WORK TO DO: Each line of the material below should be reproduced exactly.

[Data listing]
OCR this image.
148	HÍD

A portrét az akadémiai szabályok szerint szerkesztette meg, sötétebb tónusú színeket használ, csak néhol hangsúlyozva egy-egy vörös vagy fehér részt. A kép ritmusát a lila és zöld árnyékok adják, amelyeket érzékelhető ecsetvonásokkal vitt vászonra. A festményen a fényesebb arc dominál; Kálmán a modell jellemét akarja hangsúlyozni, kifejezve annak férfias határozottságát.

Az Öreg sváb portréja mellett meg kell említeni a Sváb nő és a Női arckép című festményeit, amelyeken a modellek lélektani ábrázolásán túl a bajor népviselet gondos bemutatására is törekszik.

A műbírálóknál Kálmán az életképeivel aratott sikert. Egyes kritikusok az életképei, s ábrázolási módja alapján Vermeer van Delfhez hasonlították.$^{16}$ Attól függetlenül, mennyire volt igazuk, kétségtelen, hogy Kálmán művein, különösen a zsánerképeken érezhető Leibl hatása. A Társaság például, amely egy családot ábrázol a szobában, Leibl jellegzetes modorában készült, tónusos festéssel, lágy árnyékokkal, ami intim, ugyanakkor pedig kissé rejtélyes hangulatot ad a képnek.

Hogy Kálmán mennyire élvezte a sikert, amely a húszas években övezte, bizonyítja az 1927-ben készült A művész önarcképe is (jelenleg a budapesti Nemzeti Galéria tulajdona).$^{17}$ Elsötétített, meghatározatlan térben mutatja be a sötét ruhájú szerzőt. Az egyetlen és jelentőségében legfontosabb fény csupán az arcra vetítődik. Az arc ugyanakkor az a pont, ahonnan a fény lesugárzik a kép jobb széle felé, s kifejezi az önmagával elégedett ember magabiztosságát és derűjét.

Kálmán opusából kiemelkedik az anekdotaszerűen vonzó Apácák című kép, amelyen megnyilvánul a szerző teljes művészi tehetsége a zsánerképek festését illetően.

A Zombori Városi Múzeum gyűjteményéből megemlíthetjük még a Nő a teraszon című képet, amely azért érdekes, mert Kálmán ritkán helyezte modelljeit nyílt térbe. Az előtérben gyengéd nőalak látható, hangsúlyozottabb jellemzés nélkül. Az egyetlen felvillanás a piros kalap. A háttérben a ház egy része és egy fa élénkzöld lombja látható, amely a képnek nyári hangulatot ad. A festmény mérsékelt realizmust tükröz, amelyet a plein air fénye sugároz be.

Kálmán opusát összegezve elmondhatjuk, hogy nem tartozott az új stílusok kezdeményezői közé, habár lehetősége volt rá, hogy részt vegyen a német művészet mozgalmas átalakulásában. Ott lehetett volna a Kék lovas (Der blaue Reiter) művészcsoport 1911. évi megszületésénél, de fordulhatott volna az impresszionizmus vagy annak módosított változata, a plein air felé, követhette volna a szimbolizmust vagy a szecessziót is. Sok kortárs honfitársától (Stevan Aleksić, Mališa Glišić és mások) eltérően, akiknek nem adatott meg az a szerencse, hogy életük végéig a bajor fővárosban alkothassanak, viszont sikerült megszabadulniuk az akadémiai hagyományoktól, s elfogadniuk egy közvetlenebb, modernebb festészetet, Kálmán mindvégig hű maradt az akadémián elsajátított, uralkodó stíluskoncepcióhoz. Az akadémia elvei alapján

FINAL RESULT:
OCR this image.
148	HÍD

A portrét az akadémiai szabályok szerint szerkesztette meg, sötétebb tónusú színeket használ, csak néhol hangsúlyozva egy-egy vörös vagy fehér részt. A kép ritmusát a lila és zöld árnyékok adják, amelyeket érzékelhető ecsetvonásokkal vitt vászonra. A festményen a fényesebb arc dominál; Kálmán a modell jellemét akarja hangsúlyozni, kifejezve annak férfias határozottságát.

Az Öreg sváb portréja mellett meg kell említeni a Sváb nő és a Női arckép című festményeit, amelyeken a modellek lélektani ábrázolásán túl a bajor népviselet gondos bemutatására is törekszik.

A műbírálóknál Kálmán az életképeivel aratott sikert. Egyes kritikusok az életképei, s ábrázolási módja alapján Vermeer van Delfhez hasonlították.$^{16}$ Attól függetlenül, mennyire volt igazuk, kétségtelen, hogy Kálmán művein, különösen a zsánerképeken érezhető Leibl hatása. A Társaság például, amely egy családot ábrázol a szobában, Leibl jellegzetes modorában készült, tónusos festéssel, lágy árnyékokkal, ami intim, ugyanakkor pedig kissé rejtélyes hangulatot ad a képnek.

Hogy Kálmán mennyire élvezte a sikert, amely a húszas években övezte, bizonyítja az 1927-ben készült A művész önarcképe is (jelenleg a budapesti Nemzeti Galéria tulajdona).$^{17}$ Elsötétített, meghatározatlan térben mutatja be a sötét ruhájú szerzőt. Az egyetlen és jelentőségében legfontosabb fény csupán az arcra vetítődik. Az arc ugyanakkor az a pont, ahonnan a fény lesugárzik a kép jobb széle felé, s kifejezi az önmagával elégedett ember magabiztosságát és derűjét.

Kálmán opusából kiemelkedik az anekdotaszerűen vonzó Apácák című kép, amelyen megnyilvánul a szerző teljes művészi tehetsége a zsánerképek festését illetően.

A Zombori Városi Múzeum gyűjteményéből megemlíthetjük még a Nő a teraszon című képet, amely azért érdekes, mert Kálmán ritkán helyezte modelljeit nyílt térbe. Az előtérben gyengéd nőalak látható, hangsúlyozottabb jellemzés nélkül. Az egyetlen felvillanás a piros kalap. A háttérben a ház egy része és egy fa élénkzöld lombja látható, amely a képnek nyári hangulatot ad. A festmény mérsékelt realizmust tükröz, amelyet a plein air fénye sugároz be.

Kálmán opusát összegezve elmondhatjuk, hogy nem tartozott az új stílusok kezdeményezői közé, habár lehetősége volt rá, hogy részt vegyen a német művészet mozgalmas átalakulásában. Ott lehetett volna a Kék lovas (Der blaue Reiter) művészcsoport 1911. évi megszületésénél, de fordulhatott volna az impresszionizmus vagy annak módosított változata, a plein air felé, követhette volna a szimbolizmust vagy a szecessziót is. Sok kortárs honfitársától (Stevan Aleksić, Mališa Glišić és mások) eltérően, akiknek nem adatott meg az a szerencse, hogy életük végéig a bajor fővárosban alkothassanak, viszont sikerült megszabadulniuk az akadémiai hagyományoktól, s elfogadniuk egy közvetlenebb, modernebb festészetet, Kálmán mindvégig hű maradt az akadémián elsajátított, uralkodó stíluskoncepcióhoz. Az akadémia elvei alapján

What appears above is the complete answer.